Directions =>
Select every line below containing the word "style".

|---|

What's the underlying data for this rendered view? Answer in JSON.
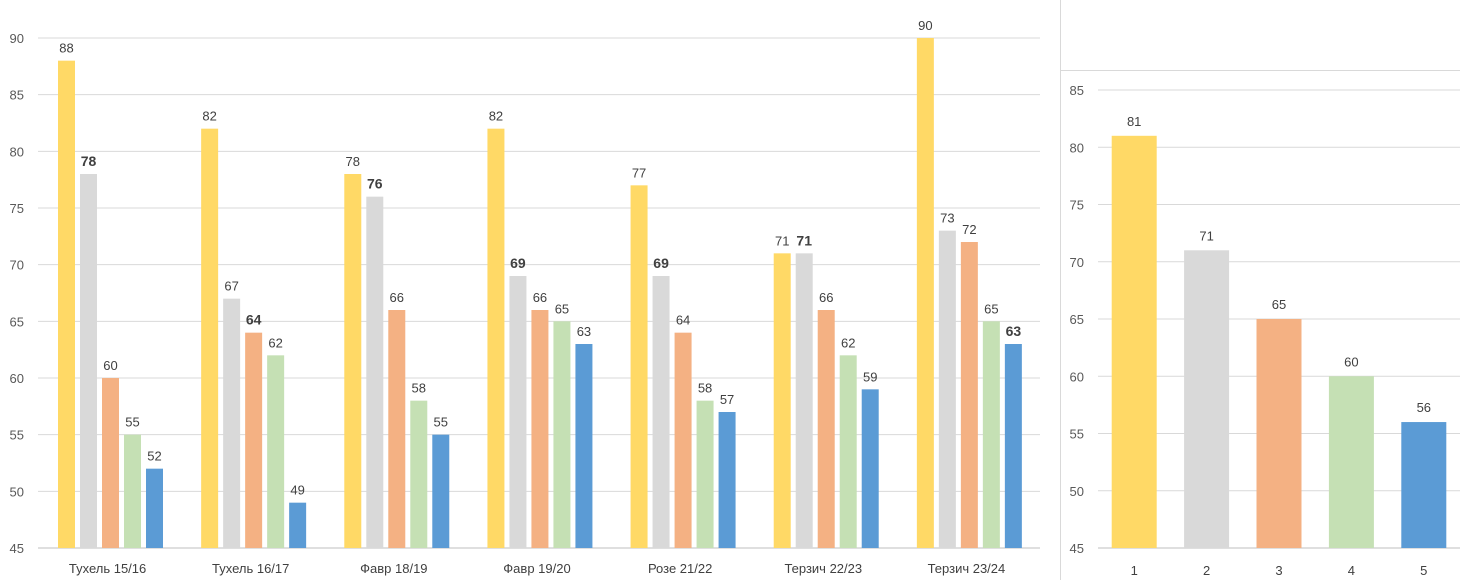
{
  "chart_data": [
    {
      "type": "bar",
      "categories": [
        "Тухель 15/16",
        "Тухель 16/17",
        "Фавр 18/19",
        "Фавр 19/20",
        "Розе 21/22",
        "Терзич 22/23",
        "Терзич 23/24"
      ],
      "series": [
        {
          "values": [
            88,
            82,
            78,
            82,
            77,
            71,
            90
          ],
          "color": "#FFD966"
        },
        {
          "values": [
            78,
            67,
            76,
            69,
            69,
            71,
            73
          ],
          "color": "#D9D9D9"
        },
        {
          "values": [
            60,
            64,
            66,
            66,
            64,
            66,
            72
          ],
          "color": "#F4B183"
        },
        {
          "values": [
            55,
            62,
            58,
            65,
            58,
            62,
            65
          ],
          "color": "#C5E0B4"
        },
        {
          "values": [
            52,
            49,
            55,
            63,
            57,
            59,
            63
          ],
          "color": "#5B9BD5"
        }
      ],
      "ylim": [
        45,
        90
      ],
      "yticks": [
        45,
        50,
        55,
        60,
        65,
        70,
        75,
        80,
        85,
        90
      ],
      "grid": true,
      "bold_labels": [
        [
          1,
          0
        ],
        [
          1,
          2
        ],
        [
          2,
          1
        ],
        [
          1,
          3
        ],
        [
          1,
          4
        ],
        [
          1,
          5
        ],
        [
          4,
          6
        ],
        [
          2,
          1
        ]
      ]
    },
    {
      "type": "bar",
      "categories": [
        "1",
        "2",
        "3",
        "4",
        "5"
      ],
      "values": [
        81,
        71,
        65,
        60,
        56
      ],
      "colors": [
        "#FFD966",
        "#D9D9D9",
        "#F4B183",
        "#C5E0B4",
        "#5B9BD5"
      ],
      "ylim": [
        45,
        85
      ],
      "yticks": [
        45,
        50,
        55,
        60,
        65,
        70,
        75,
        80,
        85
      ],
      "grid": true
    }
  ]
}
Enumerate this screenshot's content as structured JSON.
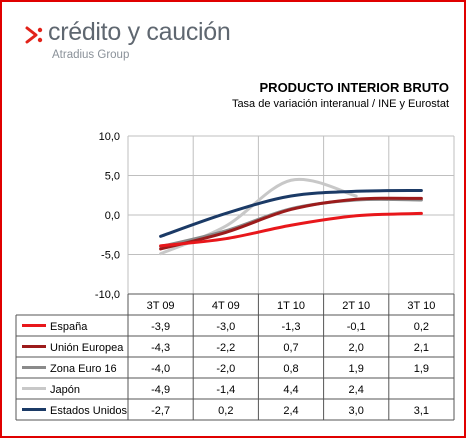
{
  "logo": {
    "name": "crédito y caución",
    "tagline": "Atradius Group"
  },
  "chart_data": {
    "type": "line",
    "title": "PRODUCTO INTERIOR BRUTO",
    "subtitle": "Tasa de variación interanual / INE y Eurostat",
    "categories": [
      "3T 09",
      "4T 09",
      "1T 10",
      "2T 10",
      "3T 10"
    ],
    "ylim": [
      -10,
      10
    ],
    "yticks": [
      "10,0",
      "5,0",
      "0,0",
      "-5,0",
      "-10,0"
    ],
    "grid": true,
    "smooth": true,
    "series": [
      {
        "name": "España",
        "color": "#e8171b",
        "values": [
          -3.9,
          -3.0,
          -1.3,
          -0.1,
          0.2
        ],
        "labels": [
          "-3,9",
          "-3,0",
          "-1,3",
          "-0,1",
          "0,2"
        ]
      },
      {
        "name": "Unión Europea",
        "color": "#9c1b1b",
        "values": [
          -4.3,
          -2.2,
          0.7,
          2.0,
          2.1
        ],
        "labels": [
          "-4,3",
          "-2,2",
          "0,7",
          "2,0",
          "2,1"
        ]
      },
      {
        "name": "Zona Euro 16",
        "color": "#8a8a8a",
        "values": [
          -4.0,
          -2.0,
          0.8,
          1.9,
          1.9
        ],
        "labels": [
          "-4,0",
          "-2,0",
          "0,8",
          "1,9",
          "1,9"
        ]
      },
      {
        "name": "Japón",
        "color": "#c8c8c8",
        "values": [
          -4.9,
          -1.4,
          4.4,
          2.4,
          null
        ],
        "labels": [
          "-4,9",
          "-1,4",
          "4,4",
          "2,4",
          ""
        ]
      },
      {
        "name": "Estados Unidos",
        "color": "#1b3a66",
        "values": [
          -2.7,
          0.2,
          2.4,
          3.0,
          3.1
        ],
        "labels": [
          "-2,7",
          "0,2",
          "2,4",
          "3,0",
          "3,1"
        ]
      }
    ]
  }
}
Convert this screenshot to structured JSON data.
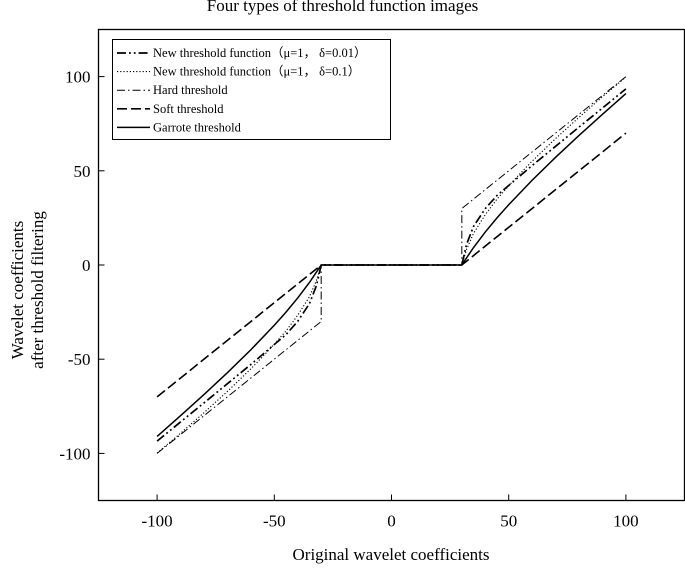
{
  "chart_data": {
    "type": "line",
    "title": "Four types of threshold function images",
    "xlabel": "Original wavelet coefficients",
    "ylabel": [
      "Wavelet coefficients",
      "after threshold filtering"
    ],
    "xlim": [
      -125,
      125
    ],
    "ylim": [
      -125,
      125
    ],
    "xticks": [
      -100,
      -50,
      0,
      50,
      100
    ],
    "yticks": [
      -100,
      -50,
      0,
      50,
      100
    ],
    "grid": false,
    "legend_position": "top-left",
    "series": [
      {
        "name": "New threshold function（μ=1， δ=0.01）",
        "style": "dash-dot-dot",
        "x": [
          -100,
          -90,
          -80,
          -70,
          -60,
          -50,
          -45,
          -40,
          -35,
          -32,
          -30,
          30,
          32,
          35,
          40,
          45,
          50,
          60,
          70,
          80,
          90,
          100
        ],
        "y": [
          -93.5,
          -83.3,
          -73.2,
          -63,
          -52.8,
          -42.2,
          -36.9,
          -29.9,
          -20.5,
          -10.9,
          0,
          0,
          10.9,
          20.5,
          29.9,
          36.9,
          42.2,
          52.8,
          63,
          73.2,
          83.3,
          93.5
        ]
      },
      {
        "name": "New threshold function（μ=1， δ=0.1）",
        "style": "dotted",
        "x": [
          -100,
          -90,
          -80,
          -70,
          -60,
          -55,
          -50,
          -45,
          -40,
          -35,
          -32,
          -30,
          30,
          32,
          35,
          40,
          45,
          50,
          55,
          60,
          70,
          80,
          90,
          100
        ],
        "y": [
          -99.8,
          -89.3,
          -78.4,
          -67.1,
          -55.1,
          -48.7,
          -42,
          -35,
          -26.7,
          -16.8,
          -8.2,
          0,
          0,
          8.2,
          16.8,
          26.7,
          35,
          42,
          48.7,
          55.1,
          67.1,
          78.4,
          89.3,
          99.8
        ]
      },
      {
        "name": "Hard threshold",
        "style": "dash-dot",
        "x": [
          -100,
          -30,
          -30,
          30,
          30,
          100
        ],
        "y": [
          -100,
          -30,
          0,
          0,
          30,
          100
        ]
      },
      {
        "name": "Soft threshold",
        "style": "dashed",
        "x": [
          -100,
          -30,
          30,
          100
        ],
        "y": [
          -70,
          0,
          0,
          70
        ]
      },
      {
        "name": "Garrote threshold",
        "style": "solid",
        "x": [
          -100,
          -90,
          -80,
          -70,
          -60,
          -50,
          -45,
          -40,
          -35,
          -30,
          30,
          35,
          40,
          45,
          50,
          60,
          70,
          80,
          90,
          100
        ],
        "y": [
          -91,
          -80,
          -68.75,
          -57.14,
          -45,
          -32,
          -25,
          -17.5,
          -9.29,
          0,
          0,
          9.29,
          17.5,
          25,
          32,
          45,
          57.14,
          68.75,
          80,
          91
        ]
      }
    ]
  }
}
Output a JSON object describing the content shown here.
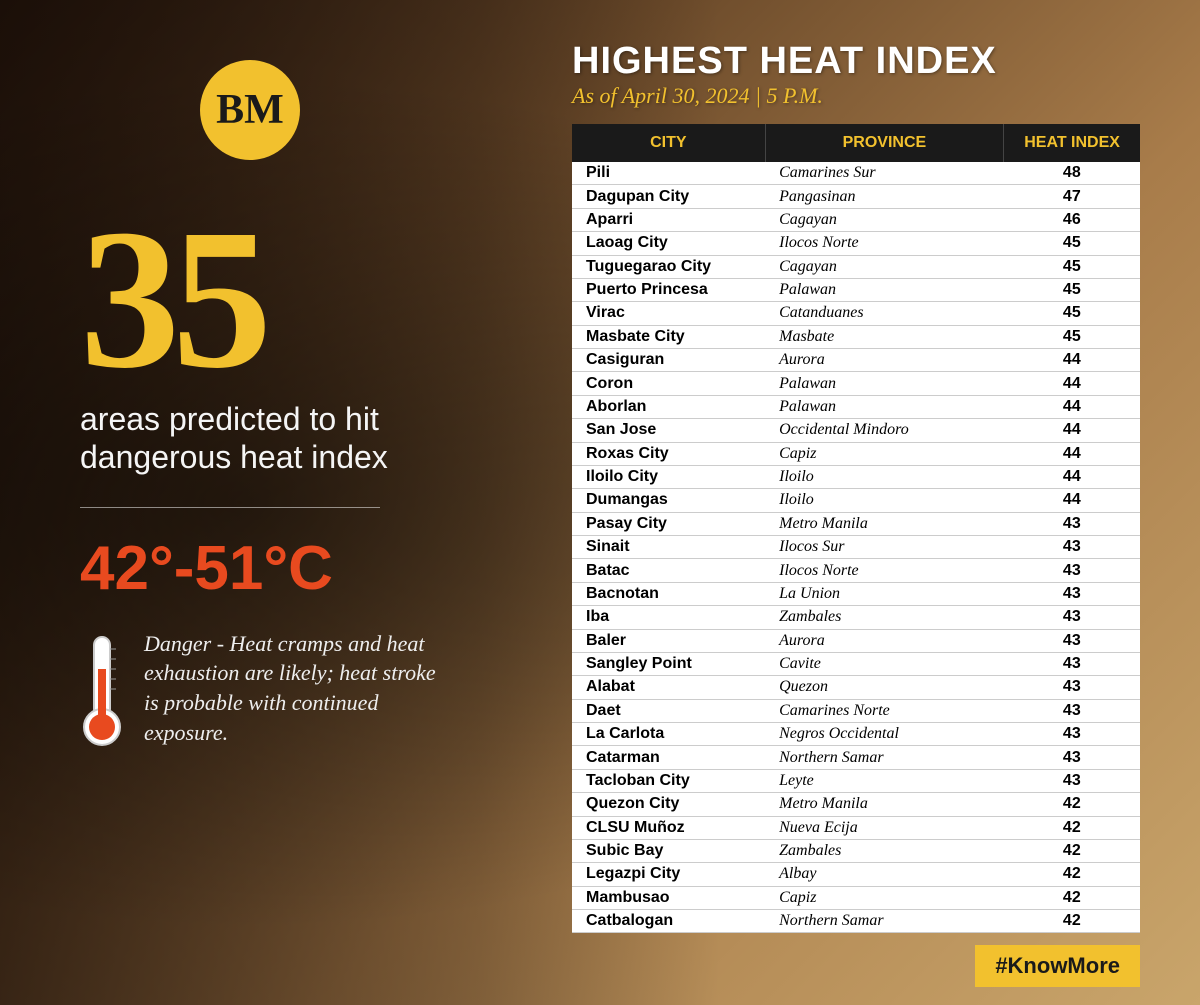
{
  "logo": {
    "text": "BM"
  },
  "headline": {
    "number": "35",
    "subhead": "areas predicted to hit dangerous heat index"
  },
  "temp": {
    "range": "42°-51°C",
    "warning": "Danger - Heat cramps and heat exhaustion are likely; heat stroke is probable with continued exposure."
  },
  "table": {
    "title": "HIGHEST HEAT INDEX",
    "subtitle": "As of April 30, 2024 | 5 P.M.",
    "columns": {
      "city": "CITY",
      "province": "PROVINCE",
      "hi": "HEAT INDEX"
    },
    "rows": [
      {
        "city": "Pili",
        "province": "Camarines Sur",
        "hi": "48"
      },
      {
        "city": "Dagupan City",
        "province": "Pangasinan",
        "hi": "47"
      },
      {
        "city": "Aparri",
        "province": "Cagayan",
        "hi": "46"
      },
      {
        "city": "Laoag City",
        "province": "Ilocos Norte",
        "hi": "45"
      },
      {
        "city": "Tuguegarao City",
        "province": "Cagayan",
        "hi": "45"
      },
      {
        "city": "Puerto Princesa",
        "province": "Palawan",
        "hi": "45"
      },
      {
        "city": "Virac",
        "province": "Catanduanes",
        "hi": "45"
      },
      {
        "city": "Masbate City",
        "province": "Masbate",
        "hi": "45"
      },
      {
        "city": "Casiguran",
        "province": "Aurora",
        "hi": "44"
      },
      {
        "city": "Coron",
        "province": "Palawan",
        "hi": "44"
      },
      {
        "city": "Aborlan",
        "province": "Palawan",
        "hi": "44"
      },
      {
        "city": "San Jose",
        "province": "Occidental Mindoro",
        "hi": "44"
      },
      {
        "city": "Roxas City",
        "province": "Capiz",
        "hi": "44"
      },
      {
        "city": "Iloilo City",
        "province": "Iloilo",
        "hi": "44"
      },
      {
        "city": "Dumangas",
        "province": "Iloilo",
        "hi": "44"
      },
      {
        "city": "Pasay City",
        "province": "Metro Manila",
        "hi": "43"
      },
      {
        "city": "Sinait",
        "province": "Ilocos Sur",
        "hi": "43"
      },
      {
        "city": "Batac",
        "province": "Ilocos Norte",
        "hi": "43"
      },
      {
        "city": "Bacnotan",
        "province": "La Union",
        "hi": "43"
      },
      {
        "city": "Iba",
        "province": "Zambales",
        "hi": "43"
      },
      {
        "city": "Baler",
        "province": "Aurora",
        "hi": "43"
      },
      {
        "city": "Sangley Point",
        "province": "Cavite",
        "hi": "43"
      },
      {
        "city": "Alabat",
        "province": "Quezon",
        "hi": "43"
      },
      {
        "city": "Daet",
        "province": "Camarines Norte",
        "hi": "43"
      },
      {
        "city": "La Carlota",
        "province": "Negros Occidental",
        "hi": "43"
      },
      {
        "city": "Catarman",
        "province": "Northern Samar",
        "hi": "43"
      },
      {
        "city": "Tacloban City",
        "province": "Leyte",
        "hi": "43"
      },
      {
        "city": "Quezon City",
        "province": "Metro Manila",
        "hi": "42"
      },
      {
        "city": "CLSU Muñoz",
        "province": "Nueva Ecija",
        "hi": "42"
      },
      {
        "city": "Subic Bay",
        "province": "Zambales",
        "hi": "42"
      },
      {
        "city": "Legazpi City",
        "province": "Albay",
        "hi": "42"
      },
      {
        "city": "Mambusao",
        "province": "Capiz",
        "hi": "42"
      },
      {
        "city": "Catbalogan",
        "province": "Northern Samar",
        "hi": "42"
      }
    ]
  },
  "hashtag": "#KnowMore",
  "colors": {
    "accent": "#f2c12e",
    "danger": "#e84a1f",
    "table_header_bg": "#1a1a1a",
    "table_bg": "#ffffff"
  }
}
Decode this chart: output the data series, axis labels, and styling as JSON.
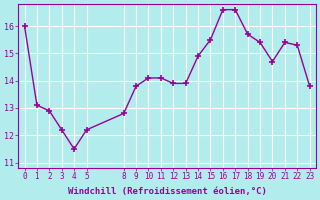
{
  "x": [
    0,
    1,
    2,
    3,
    4,
    5,
    8,
    9,
    10,
    11,
    12,
    13,
    14,
    15,
    16,
    17,
    18,
    19,
    20,
    21,
    22,
    23
  ],
  "y": [
    16.0,
    13.1,
    12.9,
    12.2,
    11.5,
    12.2,
    12.8,
    13.8,
    14.1,
    14.1,
    13.9,
    13.9,
    14.9,
    15.5,
    16.6,
    16.6,
    15.7,
    15.4,
    14.7,
    15.4,
    15.3,
    13.8
  ],
  "xticks": [
    0,
    1,
    2,
    3,
    4,
    5,
    8,
    9,
    10,
    11,
    12,
    13,
    14,
    15,
    16,
    17,
    18,
    19,
    20,
    21,
    22,
    23
  ],
  "yticks": [
    11,
    12,
    13,
    14,
    15,
    16
  ],
  "ylim": [
    10.8,
    16.8
  ],
  "xlim": [
    -0.5,
    23.5
  ],
  "line_color": "#990099",
  "marker_color": "#990099",
  "bg_color": "#b3ecec",
  "grid_color": "#ffffff",
  "xlabel": "Windchill (Refroidissement éolien,°C)",
  "xlabel_color": "#990099",
  "tick_color": "#990099"
}
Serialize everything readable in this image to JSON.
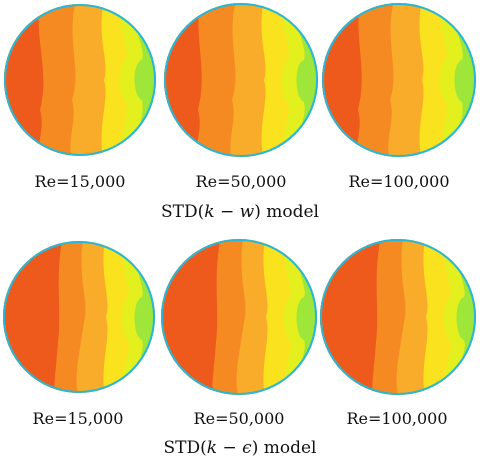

|---|

Solution to the exercise =>
        "style": "dash-dot-dot",
        "style": "dotted",
        "style": "dash-dot",
        "style": "dashed",
        "style": "solid",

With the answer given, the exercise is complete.